-- Supplied records --
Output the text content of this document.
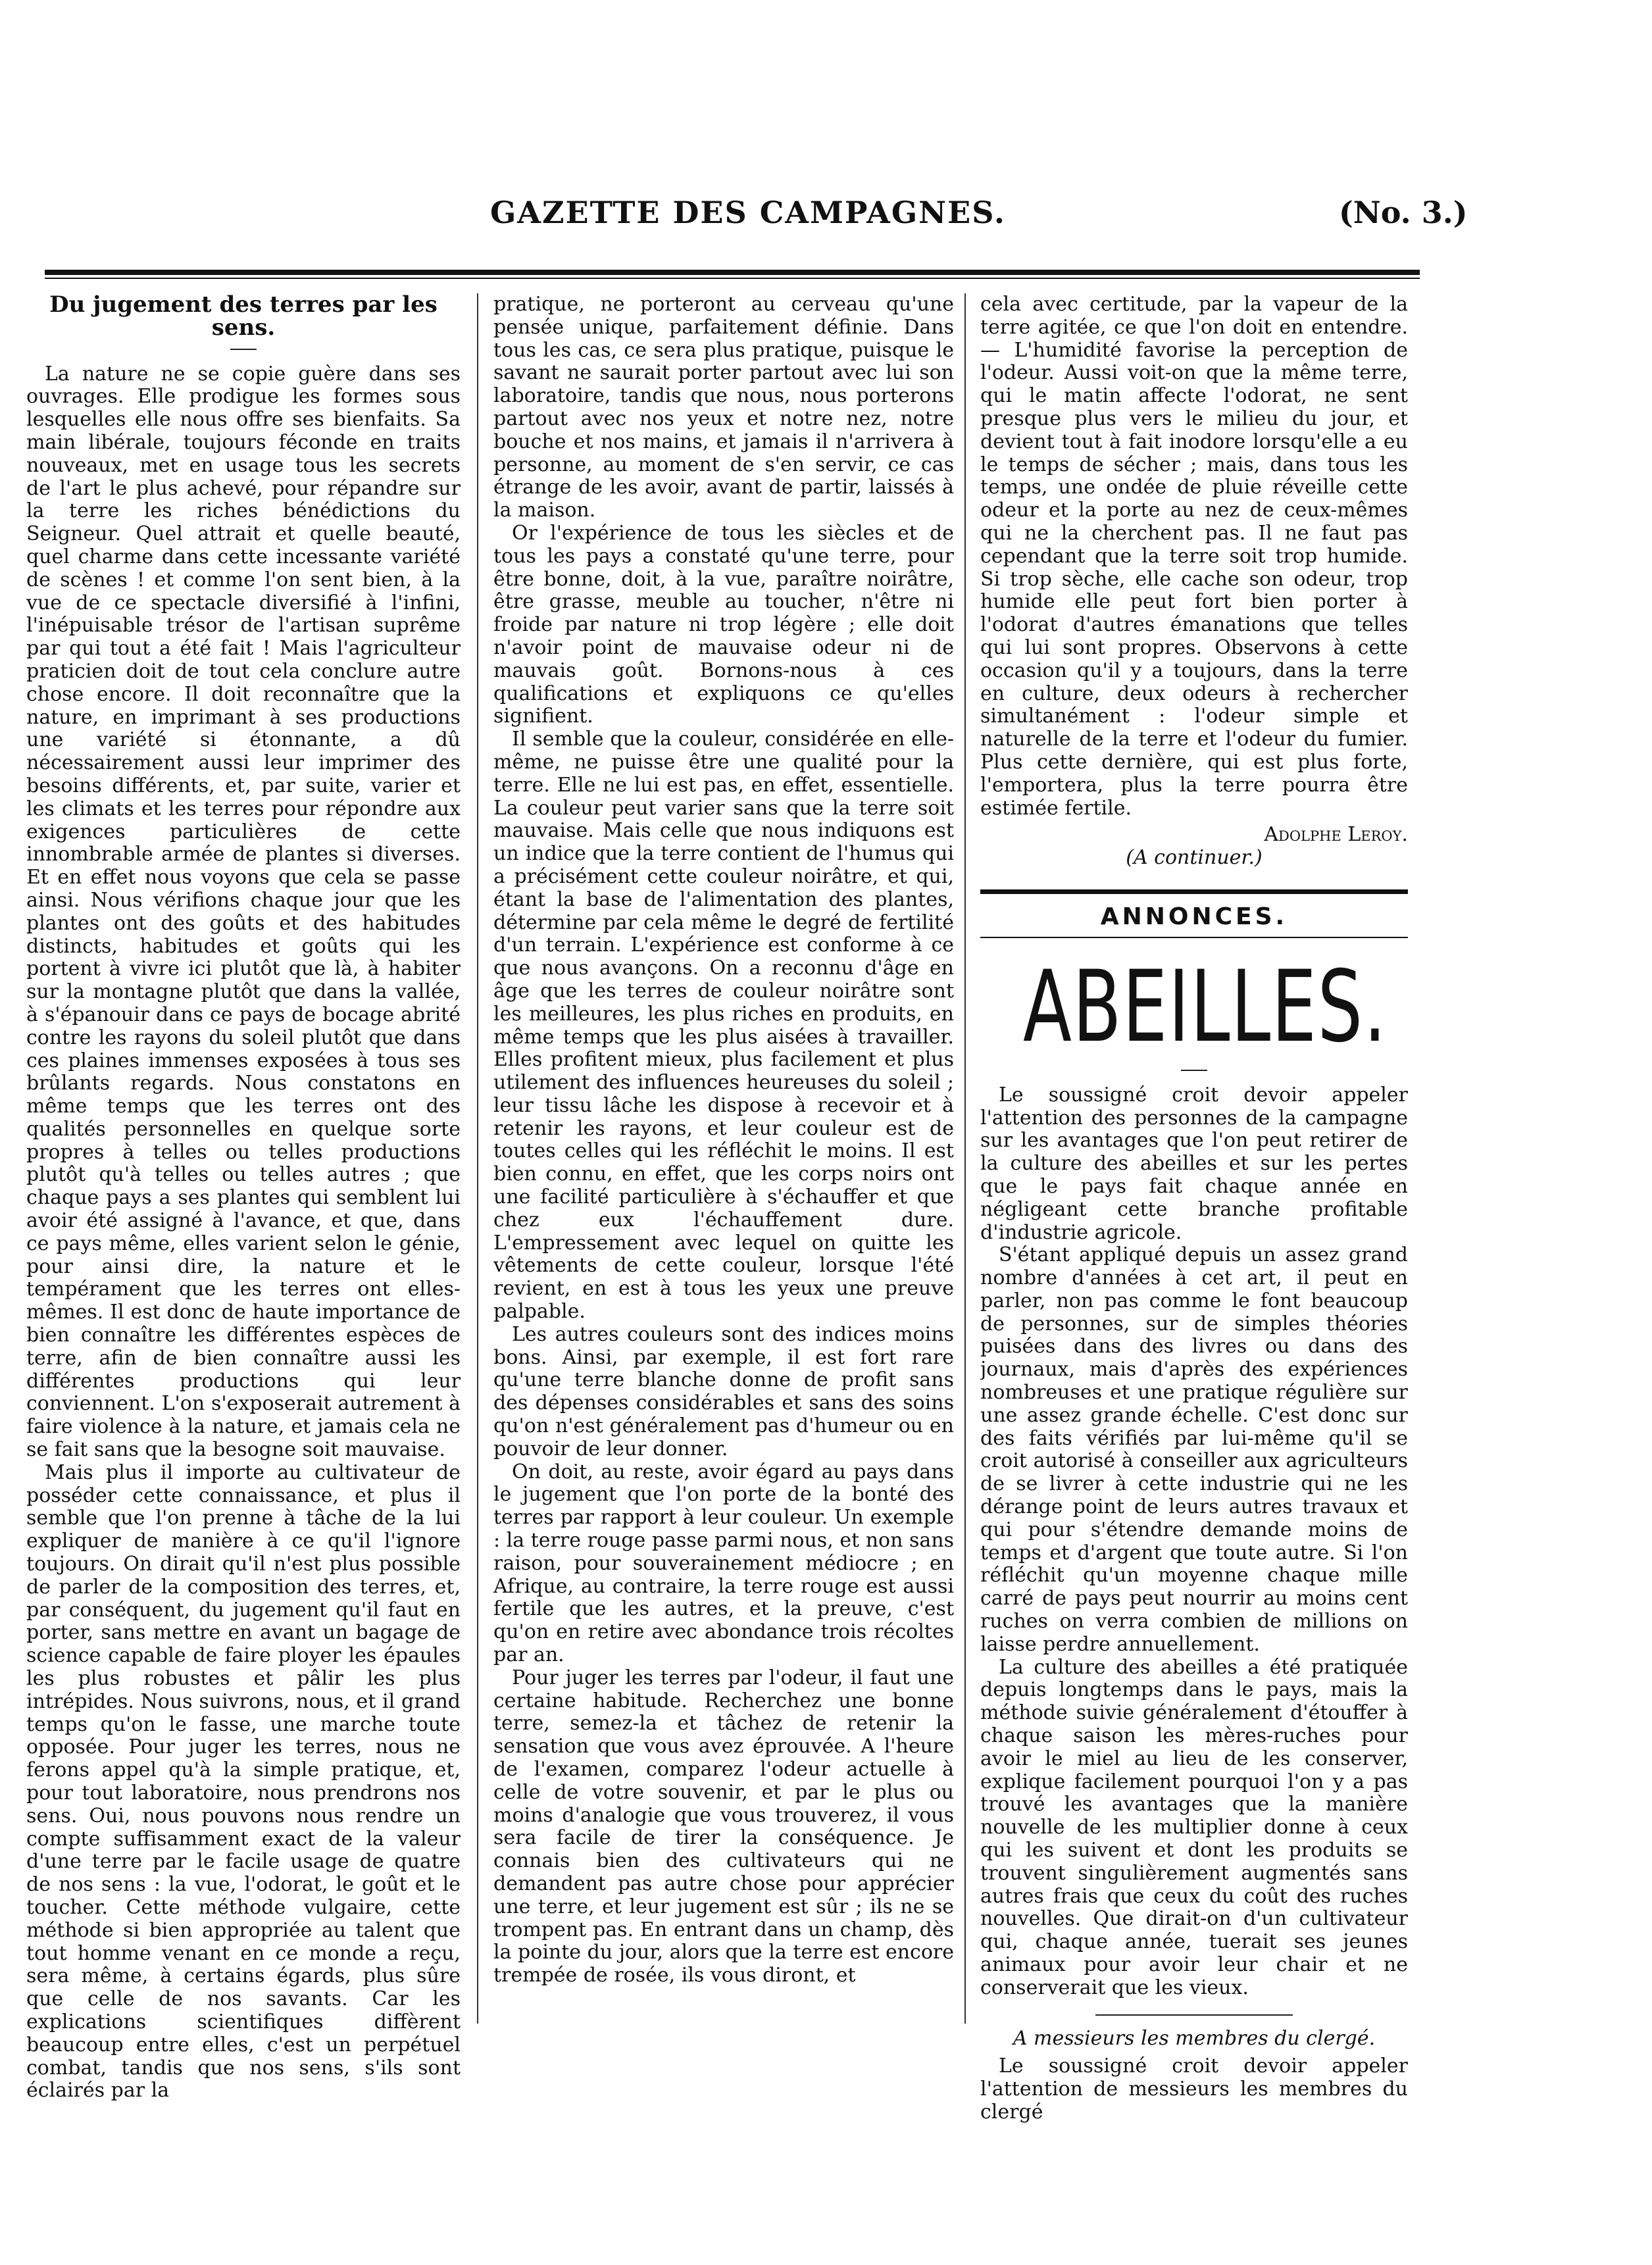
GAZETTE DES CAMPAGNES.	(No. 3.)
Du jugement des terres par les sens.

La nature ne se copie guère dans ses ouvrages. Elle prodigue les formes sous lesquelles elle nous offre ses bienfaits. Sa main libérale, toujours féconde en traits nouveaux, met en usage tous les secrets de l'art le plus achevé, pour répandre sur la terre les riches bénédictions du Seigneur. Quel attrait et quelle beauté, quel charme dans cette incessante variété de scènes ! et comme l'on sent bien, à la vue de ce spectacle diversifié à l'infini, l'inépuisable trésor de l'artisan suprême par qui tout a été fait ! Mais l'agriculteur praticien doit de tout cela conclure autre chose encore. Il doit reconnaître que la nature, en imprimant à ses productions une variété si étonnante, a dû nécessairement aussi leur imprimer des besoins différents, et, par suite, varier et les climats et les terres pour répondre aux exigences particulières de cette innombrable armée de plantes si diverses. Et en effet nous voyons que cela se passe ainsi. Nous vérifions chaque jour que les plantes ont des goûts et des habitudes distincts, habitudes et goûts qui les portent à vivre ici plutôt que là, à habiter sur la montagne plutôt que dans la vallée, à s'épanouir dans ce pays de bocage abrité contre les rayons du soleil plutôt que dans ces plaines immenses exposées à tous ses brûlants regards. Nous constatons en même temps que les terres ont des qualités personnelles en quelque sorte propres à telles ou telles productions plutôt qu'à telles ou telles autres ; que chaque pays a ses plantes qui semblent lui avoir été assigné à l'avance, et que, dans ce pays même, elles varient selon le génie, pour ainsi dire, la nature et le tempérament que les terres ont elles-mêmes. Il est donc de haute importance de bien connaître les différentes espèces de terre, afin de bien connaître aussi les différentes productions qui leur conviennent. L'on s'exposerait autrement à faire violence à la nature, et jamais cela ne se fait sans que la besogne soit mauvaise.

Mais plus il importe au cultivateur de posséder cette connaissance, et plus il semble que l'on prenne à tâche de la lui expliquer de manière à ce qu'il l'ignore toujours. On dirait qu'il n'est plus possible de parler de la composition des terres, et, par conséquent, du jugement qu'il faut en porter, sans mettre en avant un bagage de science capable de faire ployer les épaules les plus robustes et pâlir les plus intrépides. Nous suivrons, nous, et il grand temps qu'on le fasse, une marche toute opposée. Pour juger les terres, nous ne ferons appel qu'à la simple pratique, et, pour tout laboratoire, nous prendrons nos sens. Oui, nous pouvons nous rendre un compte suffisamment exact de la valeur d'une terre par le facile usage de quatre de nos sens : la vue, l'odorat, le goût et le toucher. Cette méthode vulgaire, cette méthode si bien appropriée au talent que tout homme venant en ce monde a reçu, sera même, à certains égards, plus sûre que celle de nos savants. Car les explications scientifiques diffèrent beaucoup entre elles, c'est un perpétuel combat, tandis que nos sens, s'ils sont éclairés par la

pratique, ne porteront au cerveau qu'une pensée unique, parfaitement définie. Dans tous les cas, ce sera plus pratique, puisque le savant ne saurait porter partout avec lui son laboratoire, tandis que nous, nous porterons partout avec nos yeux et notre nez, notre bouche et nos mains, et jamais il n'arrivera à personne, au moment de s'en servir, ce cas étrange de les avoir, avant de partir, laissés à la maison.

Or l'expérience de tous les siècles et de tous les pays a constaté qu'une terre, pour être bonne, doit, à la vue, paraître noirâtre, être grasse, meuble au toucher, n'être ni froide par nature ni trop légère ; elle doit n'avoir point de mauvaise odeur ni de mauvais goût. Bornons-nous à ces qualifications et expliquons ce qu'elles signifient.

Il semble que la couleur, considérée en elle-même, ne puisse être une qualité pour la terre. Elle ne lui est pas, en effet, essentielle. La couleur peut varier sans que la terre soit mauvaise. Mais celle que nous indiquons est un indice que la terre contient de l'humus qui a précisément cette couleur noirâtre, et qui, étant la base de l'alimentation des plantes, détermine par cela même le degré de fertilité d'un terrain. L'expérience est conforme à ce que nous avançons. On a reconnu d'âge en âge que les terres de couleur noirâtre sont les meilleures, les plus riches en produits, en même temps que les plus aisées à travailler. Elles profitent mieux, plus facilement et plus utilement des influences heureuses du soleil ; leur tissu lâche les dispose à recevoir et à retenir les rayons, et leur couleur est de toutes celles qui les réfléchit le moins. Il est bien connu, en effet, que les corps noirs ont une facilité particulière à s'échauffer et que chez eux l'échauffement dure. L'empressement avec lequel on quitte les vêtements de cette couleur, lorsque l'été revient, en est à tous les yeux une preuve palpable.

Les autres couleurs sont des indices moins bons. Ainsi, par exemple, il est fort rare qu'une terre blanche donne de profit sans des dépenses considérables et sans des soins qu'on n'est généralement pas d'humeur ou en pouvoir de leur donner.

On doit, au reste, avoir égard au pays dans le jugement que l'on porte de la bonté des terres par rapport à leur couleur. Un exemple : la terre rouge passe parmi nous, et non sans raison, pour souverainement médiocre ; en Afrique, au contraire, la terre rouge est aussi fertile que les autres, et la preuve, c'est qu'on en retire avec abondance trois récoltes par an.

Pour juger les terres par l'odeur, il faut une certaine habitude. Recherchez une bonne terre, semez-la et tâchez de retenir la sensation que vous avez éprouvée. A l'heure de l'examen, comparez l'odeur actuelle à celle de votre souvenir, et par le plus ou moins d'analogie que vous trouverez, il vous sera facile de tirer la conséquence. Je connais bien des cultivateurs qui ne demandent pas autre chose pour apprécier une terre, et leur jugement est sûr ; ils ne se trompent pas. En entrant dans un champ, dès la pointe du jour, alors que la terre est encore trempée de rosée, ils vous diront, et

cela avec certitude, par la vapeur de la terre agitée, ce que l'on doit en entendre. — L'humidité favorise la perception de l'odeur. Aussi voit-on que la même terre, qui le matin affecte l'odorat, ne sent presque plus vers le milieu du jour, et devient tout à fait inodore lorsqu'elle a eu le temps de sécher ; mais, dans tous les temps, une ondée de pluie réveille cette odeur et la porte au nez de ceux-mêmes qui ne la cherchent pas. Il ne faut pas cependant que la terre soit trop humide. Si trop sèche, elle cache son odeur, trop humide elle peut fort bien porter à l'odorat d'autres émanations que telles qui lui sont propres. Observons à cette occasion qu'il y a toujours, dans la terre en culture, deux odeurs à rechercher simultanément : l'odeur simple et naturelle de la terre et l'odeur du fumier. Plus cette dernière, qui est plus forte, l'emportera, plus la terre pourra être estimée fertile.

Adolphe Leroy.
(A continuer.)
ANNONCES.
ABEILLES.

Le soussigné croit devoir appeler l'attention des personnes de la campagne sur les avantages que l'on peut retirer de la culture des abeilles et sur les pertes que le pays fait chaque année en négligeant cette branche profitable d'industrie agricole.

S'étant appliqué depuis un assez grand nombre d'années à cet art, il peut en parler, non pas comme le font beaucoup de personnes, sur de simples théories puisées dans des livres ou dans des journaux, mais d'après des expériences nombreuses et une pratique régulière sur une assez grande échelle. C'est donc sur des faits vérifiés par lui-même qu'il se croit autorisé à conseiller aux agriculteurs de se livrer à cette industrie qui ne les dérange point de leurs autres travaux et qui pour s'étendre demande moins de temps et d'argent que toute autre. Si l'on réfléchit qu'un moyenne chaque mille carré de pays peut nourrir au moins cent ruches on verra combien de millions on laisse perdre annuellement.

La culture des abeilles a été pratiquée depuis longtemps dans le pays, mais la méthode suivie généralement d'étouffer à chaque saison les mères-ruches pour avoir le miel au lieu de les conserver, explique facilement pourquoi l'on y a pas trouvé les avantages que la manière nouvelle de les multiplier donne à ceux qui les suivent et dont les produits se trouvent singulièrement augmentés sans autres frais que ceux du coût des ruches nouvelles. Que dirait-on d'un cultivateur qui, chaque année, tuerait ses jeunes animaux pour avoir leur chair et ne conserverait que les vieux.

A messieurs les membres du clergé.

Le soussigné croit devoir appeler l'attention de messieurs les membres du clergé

-- Exercise --
State how many lines of the records hold the string "trop", and nothing else.

-- Completed task --
2